The problem: Go through the listing below and list every line with "season".

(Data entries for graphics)
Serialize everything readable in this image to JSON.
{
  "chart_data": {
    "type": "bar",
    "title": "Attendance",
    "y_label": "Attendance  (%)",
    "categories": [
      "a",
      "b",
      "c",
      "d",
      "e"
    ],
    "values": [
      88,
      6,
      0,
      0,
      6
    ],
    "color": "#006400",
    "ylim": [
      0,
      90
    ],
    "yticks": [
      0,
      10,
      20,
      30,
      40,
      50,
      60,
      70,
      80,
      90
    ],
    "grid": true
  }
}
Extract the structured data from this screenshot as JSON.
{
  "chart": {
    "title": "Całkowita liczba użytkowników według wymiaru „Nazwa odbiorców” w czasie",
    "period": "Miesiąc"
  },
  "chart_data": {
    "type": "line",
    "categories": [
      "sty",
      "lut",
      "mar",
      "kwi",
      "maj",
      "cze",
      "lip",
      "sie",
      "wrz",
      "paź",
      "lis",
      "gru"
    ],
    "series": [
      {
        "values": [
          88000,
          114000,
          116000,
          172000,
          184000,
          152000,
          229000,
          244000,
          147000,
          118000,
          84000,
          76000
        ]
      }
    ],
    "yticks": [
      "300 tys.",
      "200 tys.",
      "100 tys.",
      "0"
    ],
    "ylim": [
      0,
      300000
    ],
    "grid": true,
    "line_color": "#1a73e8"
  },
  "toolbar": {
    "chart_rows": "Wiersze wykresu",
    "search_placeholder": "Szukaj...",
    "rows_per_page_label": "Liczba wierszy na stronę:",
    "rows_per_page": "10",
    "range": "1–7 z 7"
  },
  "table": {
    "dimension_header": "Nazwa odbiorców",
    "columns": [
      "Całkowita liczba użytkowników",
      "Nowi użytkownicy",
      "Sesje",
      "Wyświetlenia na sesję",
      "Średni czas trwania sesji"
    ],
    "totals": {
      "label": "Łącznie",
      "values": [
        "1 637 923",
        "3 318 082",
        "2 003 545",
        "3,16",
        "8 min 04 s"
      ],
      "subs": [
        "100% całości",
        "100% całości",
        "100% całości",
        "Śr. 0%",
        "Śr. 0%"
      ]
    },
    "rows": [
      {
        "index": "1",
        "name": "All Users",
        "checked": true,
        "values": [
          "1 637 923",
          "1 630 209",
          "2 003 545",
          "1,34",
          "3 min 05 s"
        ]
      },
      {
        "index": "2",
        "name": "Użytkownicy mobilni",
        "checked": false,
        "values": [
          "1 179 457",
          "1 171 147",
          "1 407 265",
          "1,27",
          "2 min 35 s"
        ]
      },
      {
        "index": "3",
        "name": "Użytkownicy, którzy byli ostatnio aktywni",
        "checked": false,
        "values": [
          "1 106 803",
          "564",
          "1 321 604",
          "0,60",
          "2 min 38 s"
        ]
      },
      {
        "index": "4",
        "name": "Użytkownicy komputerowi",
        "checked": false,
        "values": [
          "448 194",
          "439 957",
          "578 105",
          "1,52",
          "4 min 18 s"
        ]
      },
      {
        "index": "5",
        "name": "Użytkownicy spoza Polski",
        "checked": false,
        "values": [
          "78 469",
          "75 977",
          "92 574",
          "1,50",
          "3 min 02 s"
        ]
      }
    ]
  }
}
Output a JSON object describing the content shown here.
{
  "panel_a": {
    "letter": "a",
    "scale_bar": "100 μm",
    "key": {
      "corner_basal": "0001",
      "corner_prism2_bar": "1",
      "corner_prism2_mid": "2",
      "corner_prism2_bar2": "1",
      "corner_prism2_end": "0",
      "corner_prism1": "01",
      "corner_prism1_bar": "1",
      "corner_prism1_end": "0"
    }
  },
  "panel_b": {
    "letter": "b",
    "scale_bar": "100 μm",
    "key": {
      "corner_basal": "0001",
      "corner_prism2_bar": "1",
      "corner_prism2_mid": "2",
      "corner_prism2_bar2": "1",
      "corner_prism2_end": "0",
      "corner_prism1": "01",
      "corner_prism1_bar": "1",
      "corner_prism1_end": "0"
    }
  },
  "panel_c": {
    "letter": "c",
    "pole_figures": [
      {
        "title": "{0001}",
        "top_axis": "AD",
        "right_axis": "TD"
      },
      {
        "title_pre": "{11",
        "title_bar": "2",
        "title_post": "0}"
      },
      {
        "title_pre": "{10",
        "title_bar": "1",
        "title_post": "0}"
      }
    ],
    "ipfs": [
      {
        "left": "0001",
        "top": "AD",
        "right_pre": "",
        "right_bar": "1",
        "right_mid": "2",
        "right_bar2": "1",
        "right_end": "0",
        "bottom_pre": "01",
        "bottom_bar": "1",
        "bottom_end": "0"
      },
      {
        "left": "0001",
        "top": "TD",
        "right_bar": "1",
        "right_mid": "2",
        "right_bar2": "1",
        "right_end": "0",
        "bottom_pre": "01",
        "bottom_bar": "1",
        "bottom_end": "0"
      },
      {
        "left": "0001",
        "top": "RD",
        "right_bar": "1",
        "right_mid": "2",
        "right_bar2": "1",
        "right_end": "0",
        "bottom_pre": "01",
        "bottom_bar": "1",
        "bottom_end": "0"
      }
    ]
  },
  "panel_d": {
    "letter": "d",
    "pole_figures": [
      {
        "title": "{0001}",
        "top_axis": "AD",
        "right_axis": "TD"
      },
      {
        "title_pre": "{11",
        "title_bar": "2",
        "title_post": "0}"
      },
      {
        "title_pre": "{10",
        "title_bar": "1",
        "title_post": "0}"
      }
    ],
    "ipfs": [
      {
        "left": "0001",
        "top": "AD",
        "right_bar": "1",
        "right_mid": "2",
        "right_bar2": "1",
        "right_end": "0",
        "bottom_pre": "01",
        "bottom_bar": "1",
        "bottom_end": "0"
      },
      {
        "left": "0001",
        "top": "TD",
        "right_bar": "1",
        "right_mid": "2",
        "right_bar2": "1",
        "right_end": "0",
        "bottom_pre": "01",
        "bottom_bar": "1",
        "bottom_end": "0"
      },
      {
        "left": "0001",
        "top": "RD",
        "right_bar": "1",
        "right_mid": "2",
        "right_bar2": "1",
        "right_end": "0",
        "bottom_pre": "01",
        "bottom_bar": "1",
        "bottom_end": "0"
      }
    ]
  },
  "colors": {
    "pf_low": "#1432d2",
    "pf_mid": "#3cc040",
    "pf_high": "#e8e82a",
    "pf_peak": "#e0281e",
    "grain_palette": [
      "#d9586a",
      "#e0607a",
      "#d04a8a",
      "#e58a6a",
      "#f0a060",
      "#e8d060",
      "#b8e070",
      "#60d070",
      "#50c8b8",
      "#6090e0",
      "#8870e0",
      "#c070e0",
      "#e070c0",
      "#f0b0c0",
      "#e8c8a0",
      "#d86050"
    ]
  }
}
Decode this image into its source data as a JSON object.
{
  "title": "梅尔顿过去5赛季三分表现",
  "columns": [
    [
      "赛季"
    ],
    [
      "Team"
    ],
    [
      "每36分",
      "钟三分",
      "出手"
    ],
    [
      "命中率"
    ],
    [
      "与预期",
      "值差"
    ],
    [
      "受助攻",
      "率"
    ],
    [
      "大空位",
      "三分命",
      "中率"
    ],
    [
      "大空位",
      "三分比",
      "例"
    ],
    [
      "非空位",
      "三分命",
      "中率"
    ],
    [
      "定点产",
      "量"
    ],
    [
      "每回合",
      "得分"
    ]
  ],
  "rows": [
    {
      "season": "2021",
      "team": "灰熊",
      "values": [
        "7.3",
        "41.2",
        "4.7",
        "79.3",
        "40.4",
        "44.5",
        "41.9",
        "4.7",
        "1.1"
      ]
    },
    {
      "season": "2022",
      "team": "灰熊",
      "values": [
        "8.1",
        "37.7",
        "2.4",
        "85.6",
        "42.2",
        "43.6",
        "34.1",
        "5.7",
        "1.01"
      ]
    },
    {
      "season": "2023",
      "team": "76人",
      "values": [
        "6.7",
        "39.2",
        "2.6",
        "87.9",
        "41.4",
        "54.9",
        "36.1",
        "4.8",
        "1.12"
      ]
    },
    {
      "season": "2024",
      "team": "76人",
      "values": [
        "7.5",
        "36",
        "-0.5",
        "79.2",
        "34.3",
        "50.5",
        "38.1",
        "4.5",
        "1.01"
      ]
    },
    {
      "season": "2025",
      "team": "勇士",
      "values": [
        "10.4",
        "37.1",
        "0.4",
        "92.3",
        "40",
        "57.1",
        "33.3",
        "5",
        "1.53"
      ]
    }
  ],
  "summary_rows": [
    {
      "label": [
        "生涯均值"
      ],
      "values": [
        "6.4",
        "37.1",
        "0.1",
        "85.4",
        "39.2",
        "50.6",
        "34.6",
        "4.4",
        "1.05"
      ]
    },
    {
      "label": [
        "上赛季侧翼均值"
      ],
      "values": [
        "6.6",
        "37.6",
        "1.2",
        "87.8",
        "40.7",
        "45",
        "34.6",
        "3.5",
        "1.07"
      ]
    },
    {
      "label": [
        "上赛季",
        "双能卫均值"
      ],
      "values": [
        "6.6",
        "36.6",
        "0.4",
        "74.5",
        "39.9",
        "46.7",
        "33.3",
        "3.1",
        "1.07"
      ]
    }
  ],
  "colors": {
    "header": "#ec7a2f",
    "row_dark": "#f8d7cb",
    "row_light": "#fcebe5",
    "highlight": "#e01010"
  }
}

The answer:
      "season": "2021",
      "season": "2022",
      "season": "2023",
      "season": "2024",
      "season": "2025",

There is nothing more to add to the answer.